◆ RECORDS FOR THE EXERCISE ◆
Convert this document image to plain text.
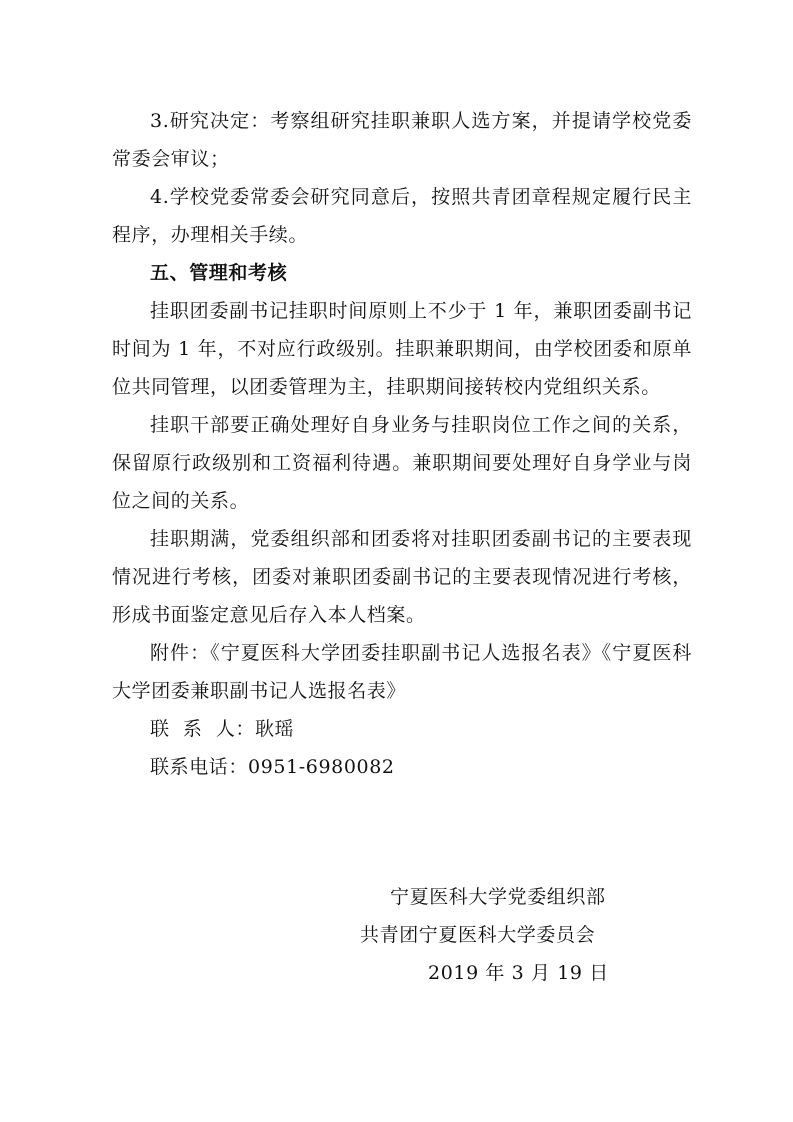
3.研究决定：考察组研究挂职兼职人选方案，并提请学校党委常委会审议；

4.学校党委常委会研究同意后，按照共青团章程规定履行民主程序，办理相关手续。

五、管理和考核

挂职团委副书记挂职时间原则上不少于 1 年，兼职团委副书记时间为 1 年，不对应行政级别。挂职兼职期间，由学校团委和原单位共同管理，以团委管理为主，挂职期间接转校内党组织关系。

挂职干部要正确处理好自身业务与挂职岗位工作之间的关系，保留原行政级别和工资福利待遇。兼职期间要处理好自身学业与岗位之间的关系。

挂职期满，党委组织部和团委将对挂职团委副书记的主要表现情况进行考核，团委对兼职团委副书记的主要表现情况进行考核，形成书面鉴定意见后存入本人档案。

附件：《宁夏医科大学团委挂职副书记人选报名表》《宁夏医科大学团委兼职副书记人选报名表》

联  系  人：耿瑶

联系电话：0951-6980082

宁夏医科大学党委组织部

共青团宁夏医科大学委员会

2019 年 3 月 19 日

◆ TASK DESCRIPTION ◆
Go through the listing above and write it out again exactly, dropping the pictures.

◆ PROBLEM SOLUTION ◆
Convert this document image to plain text.
3.研究决定：考察组研究挂职兼职人选方案，并提请学校党委常委会审议；

4.学校党委常委会研究同意后，按照共青团章程规定履行民主程序，办理相关手续。

五、管理和考核

挂职团委副书记挂职时间原则上不少于 1 年，兼职团委副书记时间为 1 年，不对应行政级别。挂职兼职期间，由学校团委和原单位共同管理，以团委管理为主，挂职期间接转校内党组织关系。

挂职干部要正确处理好自身业务与挂职岗位工作之间的关系，保留原行政级别和工资福利待遇。兼职期间要处理好自身学业与岗位之间的关系。

挂职期满，党委组织部和团委将对挂职团委副书记的主要表现情况进行考核，团委对兼职团委副书记的主要表现情况进行考核，形成书面鉴定意见后存入本人档案。

附件：《宁夏医科大学团委挂职副书记人选报名表》《宁夏医科大学团委兼职副书记人选报名表》

联  系  人：耿瑶

联系电话：0951-6980082

宁夏医科大学党委组织部

共青团宁夏医科大学委员会

2019 年 3 月 19 日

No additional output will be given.